Your task is to transcribe the records exactly, skipping every image.

+ + + +

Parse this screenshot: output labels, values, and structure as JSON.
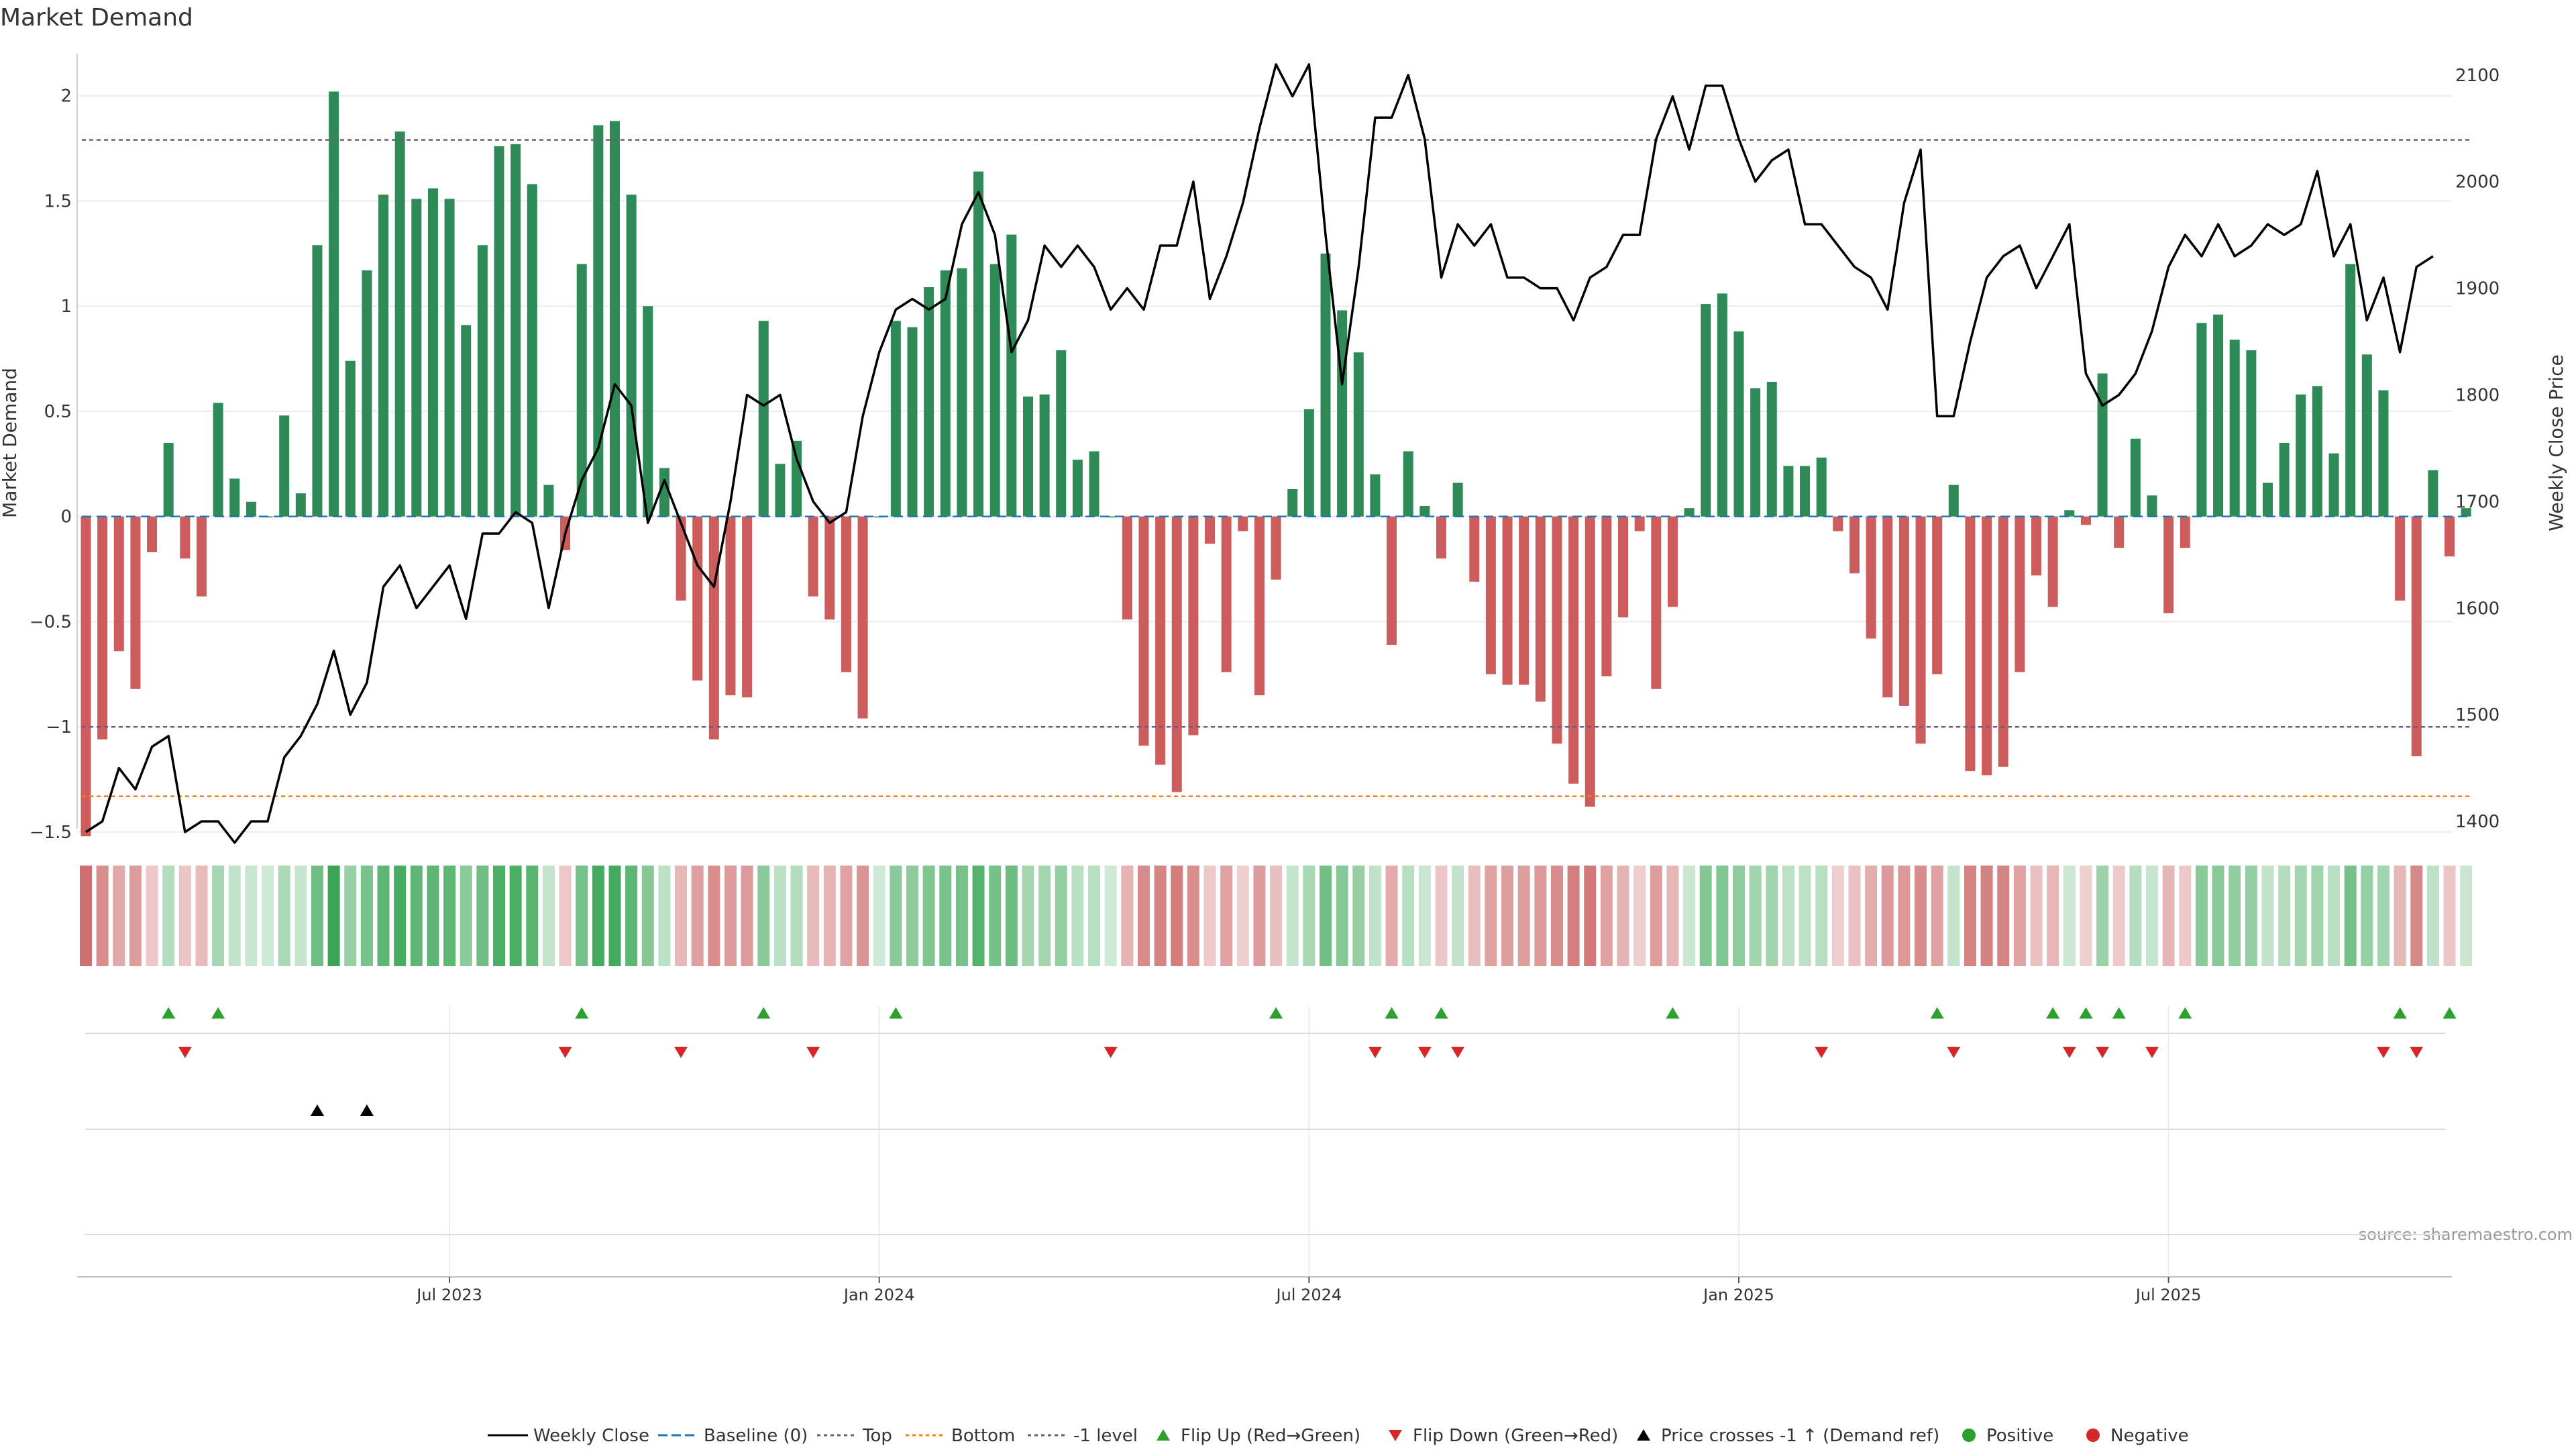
{
  "chart_data": {
    "type": "bar",
    "title": "Market Demand",
    "ylabel_left": "Market Demand",
    "ylabel_right": "Weekly Close Price",
    "source": "source: sharemaestro.com",
    "ylim_left": [
      -1.5,
      2.2
    ],
    "ylim_right": [
      1390,
      2120
    ],
    "yticks_left": [
      -1.5,
      -1,
      -0.5,
      0,
      0.5,
      1,
      1.5,
      2
    ],
    "ytick_labels_left": [
      "−1.5",
      "−1",
      "−0.5",
      "0",
      "0.5",
      "1",
      "1.5",
      "2"
    ],
    "yticks_right": [
      1400,
      1500,
      1600,
      1700,
      1800,
      1900,
      2000,
      2100
    ],
    "ytick_labels_right": [
      "1400",
      "1500",
      "1600",
      "1700",
      "1800",
      "1900",
      "2000",
      "2100"
    ],
    "xticks": [
      22,
      48,
      74,
      100,
      126
    ],
    "xtick_labels": [
      "Jul 2023",
      "Jan 2024",
      "Jul 2024",
      "Jan 2025",
      "Jul 2025"
    ],
    "reference_lines": {
      "top": 1.79,
      "bottom": -1.33,
      "minus_one": -1.0,
      "baseline": 0
    },
    "colors": {
      "positive": "#2e8b57",
      "negative": "#cd5c5c",
      "price": "#000000",
      "flip_up": "#2ca02c",
      "flip_down": "#d62728",
      "cross": "#000000",
      "top": "#6c5b7b",
      "bottom": "#ff7f0e",
      "baseline": "#1f77b4"
    },
    "demand": [
      -1.52,
      -1.06,
      -0.64,
      -0.82,
      -0.17,
      0.35,
      -0.2,
      -0.38,
      0.54,
      0.18,
      0.07,
      0.0,
      0.48,
      0.11,
      1.29,
      2.02,
      0.74,
      1.17,
      1.53,
      1.83,
      1.51,
      1.56,
      1.51,
      0.91,
      1.29,
      1.76,
      1.77,
      1.58,
      0.15,
      -0.16,
      1.2,
      1.86,
      1.88,
      1.53,
      1.0,
      0.23,
      -0.4,
      -0.78,
      -1.06,
      -0.85,
      -0.86,
      0.93,
      0.25,
      0.36,
      -0.38,
      -0.49,
      -0.74,
      -0.96,
      0.0,
      0.93,
      0.9,
      1.09,
      1.17,
      1.18,
      1.64,
      1.2,
      1.34,
      0.57,
      0.58,
      0.79,
      0.27,
      0.31,
      0.0,
      -0.49,
      -1.09,
      -1.18,
      -1.31,
      -1.04,
      -0.13,
      -0.74,
      -0.07,
      -0.85,
      -0.3,
      0.13,
      0.51,
      1.25,
      0.98,
      0.78,
      0.2,
      -0.61,
      0.31,
      0.05,
      -0.2,
      0.16,
      -0.31,
      -0.75,
      -0.8,
      -0.8,
      -0.88,
      -1.08,
      -1.27,
      -1.38,
      -0.76,
      -0.48,
      -0.07,
      -0.82,
      -0.43,
      0.04,
      1.01,
      1.06,
      0.88,
      0.61,
      0.64,
      0.24,
      0.24,
      0.28,
      -0.07,
      -0.27,
      -0.58,
      -0.86,
      -0.9,
      -1.08,
      -0.75,
      0.15,
      -1.21,
      -1.23,
      -1.19,
      -0.74,
      -0.28,
      -0.43,
      0.03,
      -0.04,
      0.68,
      -0.15,
      0.37,
      0.1,
      -0.46,
      -0.15,
      0.92,
      0.96,
      0.84,
      0.79,
      0.16,
      0.35,
      0.58,
      0.62,
      0.3,
      1.2,
      0.77,
      0.6,
      -0.4,
      -1.14,
      0.22,
      -0.19,
      0.04
    ],
    "weekly_close": [
      1390,
      1400,
      1450,
      1430,
      1470,
      1480,
      1390,
      1400,
      1400,
      1380,
      1400,
      1400,
      1460,
      1480,
      1510,
      1560,
      1500,
      1530,
      1620,
      1640,
      1600,
      1620,
      1640,
      1590,
      1670,
      1670,
      1690,
      1680,
      1600,
      1670,
      1720,
      1750,
      1810,
      1790,
      1680,
      1720,
      1680,
      1640,
      1620,
      1700,
      1800,
      1790,
      1800,
      1740,
      1700,
      1680,
      1690,
      1780,
      1840,
      1880,
      1890,
      1880,
      1890,
      1960,
      1990,
      1950,
      1840,
      1870,
      1940,
      1920,
      1940,
      1920,
      1880,
      1900,
      1880,
      1940,
      1940,
      2000,
      1890,
      1930,
      1980,
      2050,
      2110,
      2080,
      2110,
      1950,
      1810,
      1920,
      2060,
      2060,
      2100,
      2040,
      1910,
      1960,
      1940,
      1960,
      1910,
      1910,
      1900,
      1900,
      1870,
      1910,
      1920,
      1950,
      1950,
      2040,
      2080,
      2030,
      2090,
      2090,
      2040,
      2000,
      2020,
      2030,
      1960,
      1960,
      1940,
      1920,
      1910,
      1880,
      1980,
      2030,
      1780,
      1780,
      1850,
      1910,
      1930,
      1940,
      1900,
      1930,
      1960,
      1820,
      1790,
      1800,
      1820,
      1860,
      1920,
      1950,
      1930,
      1960,
      1930,
      1940,
      1960,
      1950,
      1960,
      2010,
      1930,
      1960,
      1870,
      1910,
      1840,
      1920,
      1930
    ],
    "flip_up": [
      5,
      8,
      30,
      41,
      49,
      72,
      79,
      82,
      96,
      112,
      119,
      121,
      123,
      127,
      140,
      143
    ],
    "flip_down": [
      6,
      29,
      36,
      44,
      62,
      78,
      81,
      83,
      105,
      113,
      120,
      122,
      125,
      139,
      141
    ],
    "price_cross": [
      14,
      17
    ],
    "legend": [
      "Weekly Close",
      "Baseline (0)",
      "Top",
      "Bottom",
      "-1 level",
      "Flip Up (Red→Green)",
      "Flip Down (Green→Red)",
      "Price crosses -1 ↑ (Demand ref)",
      "Positive",
      "Negative"
    ]
  }
}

+ + + +

FINAL RESULT:
Parse this screenshot: output labels, values, and structure as JSON.
{
  "chart_data": {
    "type": "bar",
    "title": "Market Demand",
    "ylabel_left": "Market Demand",
    "ylabel_right": "Weekly Close Price",
    "source": "source: sharemaestro.com",
    "ylim_left": [
      -1.5,
      2.2
    ],
    "ylim_right": [
      1390,
      2120
    ],
    "yticks_left": [
      -1.5,
      -1,
      -0.5,
      0,
      0.5,
      1,
      1.5,
      2
    ],
    "ytick_labels_left": [
      "−1.5",
      "−1",
      "−0.5",
      "0",
      "0.5",
      "1",
      "1.5",
      "2"
    ],
    "yticks_right": [
      1400,
      1500,
      1600,
      1700,
      1800,
      1900,
      2000,
      2100
    ],
    "ytick_labels_right": [
      "1400",
      "1500",
      "1600",
      "1700",
      "1800",
      "1900",
      "2000",
      "2100"
    ],
    "xticks": [
      22,
      48,
      74,
      100,
      126
    ],
    "xtick_labels": [
      "Jul 2023",
      "Jan 2024",
      "Jul 2024",
      "Jan 2025",
      "Jul 2025"
    ],
    "reference_lines": {
      "top": 1.79,
      "bottom": -1.33,
      "minus_one": -1.0,
      "baseline": 0
    },
    "colors": {
      "positive": "#2e8b57",
      "negative": "#cd5c5c",
      "price": "#000000",
      "flip_up": "#2ca02c",
      "flip_down": "#d62728",
      "cross": "#000000",
      "top": "#6c5b7b",
      "bottom": "#ff7f0e",
      "baseline": "#1f77b4"
    },
    "demand": [
      -1.52,
      -1.06,
      -0.64,
      -0.82,
      -0.17,
      0.35,
      -0.2,
      -0.38,
      0.54,
      0.18,
      0.07,
      0.0,
      0.48,
      0.11,
      1.29,
      2.02,
      0.74,
      1.17,
      1.53,
      1.83,
      1.51,
      1.56,
      1.51,
      0.91,
      1.29,
      1.76,
      1.77,
      1.58,
      0.15,
      -0.16,
      1.2,
      1.86,
      1.88,
      1.53,
      1.0,
      0.23,
      -0.4,
      -0.78,
      -1.06,
      -0.85,
      -0.86,
      0.93,
      0.25,
      0.36,
      -0.38,
      -0.49,
      -0.74,
      -0.96,
      0.0,
      0.93,
      0.9,
      1.09,
      1.17,
      1.18,
      1.64,
      1.2,
      1.34,
      0.57,
      0.58,
      0.79,
      0.27,
      0.31,
      0.0,
      -0.49,
      -1.09,
      -1.18,
      -1.31,
      -1.04,
      -0.13,
      -0.74,
      -0.07,
      -0.85,
      -0.3,
      0.13,
      0.51,
      1.25,
      0.98,
      0.78,
      0.2,
      -0.61,
      0.31,
      0.05,
      -0.2,
      0.16,
      -0.31,
      -0.75,
      -0.8,
      -0.8,
      -0.88,
      -1.08,
      -1.27,
      -1.38,
      -0.76,
      -0.48,
      -0.07,
      -0.82,
      -0.43,
      0.04,
      1.01,
      1.06,
      0.88,
      0.61,
      0.64,
      0.24,
      0.24,
      0.28,
      -0.07,
      -0.27,
      -0.58,
      -0.86,
      -0.9,
      -1.08,
      -0.75,
      0.15,
      -1.21,
      -1.23,
      -1.19,
      -0.74,
      -0.28,
      -0.43,
      0.03,
      -0.04,
      0.68,
      -0.15,
      0.37,
      0.1,
      -0.46,
      -0.15,
      0.92,
      0.96,
      0.84,
      0.79,
      0.16,
      0.35,
      0.58,
      0.62,
      0.3,
      1.2,
      0.77,
      0.6,
      -0.4,
      -1.14,
      0.22,
      -0.19,
      0.04
    ],
    "weekly_close": [
      1390,
      1400,
      1450,
      1430,
      1470,
      1480,
      1390,
      1400,
      1400,
      1380,
      1400,
      1400,
      1460,
      1480,
      1510,
      1560,
      1500,
      1530,
      1620,
      1640,
      1600,
      1620,
      1640,
      1590,
      1670,
      1670,
      1690,
      1680,
      1600,
      1670,
      1720,
      1750,
      1810,
      1790,
      1680,
      1720,
      1680,
      1640,
      1620,
      1700,
      1800,
      1790,
      1800,
      1740,
      1700,
      1680,
      1690,
      1780,
      1840,
      1880,
      1890,
      1880,
      1890,
      1960,
      1990,
      1950,
      1840,
      1870,
      1940,
      1920,
      1940,
      1920,
      1880,
      1900,
      1880,
      1940,
      1940,
      2000,
      1890,
      1930,
      1980,
      2050,
      2110,
      2080,
      2110,
      1950,
      1810,
      1920,
      2060,
      2060,
      2100,
      2040,
      1910,
      1960,
      1940,
      1960,
      1910,
      1910,
      1900,
      1900,
      1870,
      1910,
      1920,
      1950,
      1950,
      2040,
      2080,
      2030,
      2090,
      2090,
      2040,
      2000,
      2020,
      2030,
      1960,
      1960,
      1940,
      1920,
      1910,
      1880,
      1980,
      2030,
      1780,
      1780,
      1850,
      1910,
      1930,
      1940,
      1900,
      1930,
      1960,
      1820,
      1790,
      1800,
      1820,
      1860,
      1920,
      1950,
      1930,
      1960,
      1930,
      1940,
      1960,
      1950,
      1960,
      2010,
      1930,
      1960,
      1870,
      1910,
      1840,
      1920,
      1930
    ],
    "flip_up": [
      5,
      8,
      30,
      41,
      49,
      72,
      79,
      82,
      96,
      112,
      119,
      121,
      123,
      127,
      140,
      143
    ],
    "flip_down": [
      6,
      29,
      36,
      44,
      62,
      78,
      81,
      83,
      105,
      113,
      120,
      122,
      125,
      139,
      141
    ],
    "price_cross": [
      14,
      17
    ],
    "legend": [
      "Weekly Close",
      "Baseline (0)",
      "Top",
      "Bottom",
      "-1 level",
      "Flip Up (Red→Green)",
      "Flip Down (Green→Red)",
      "Price crosses -1 ↑ (Demand ref)",
      "Positive",
      "Negative"
    ]
  }
}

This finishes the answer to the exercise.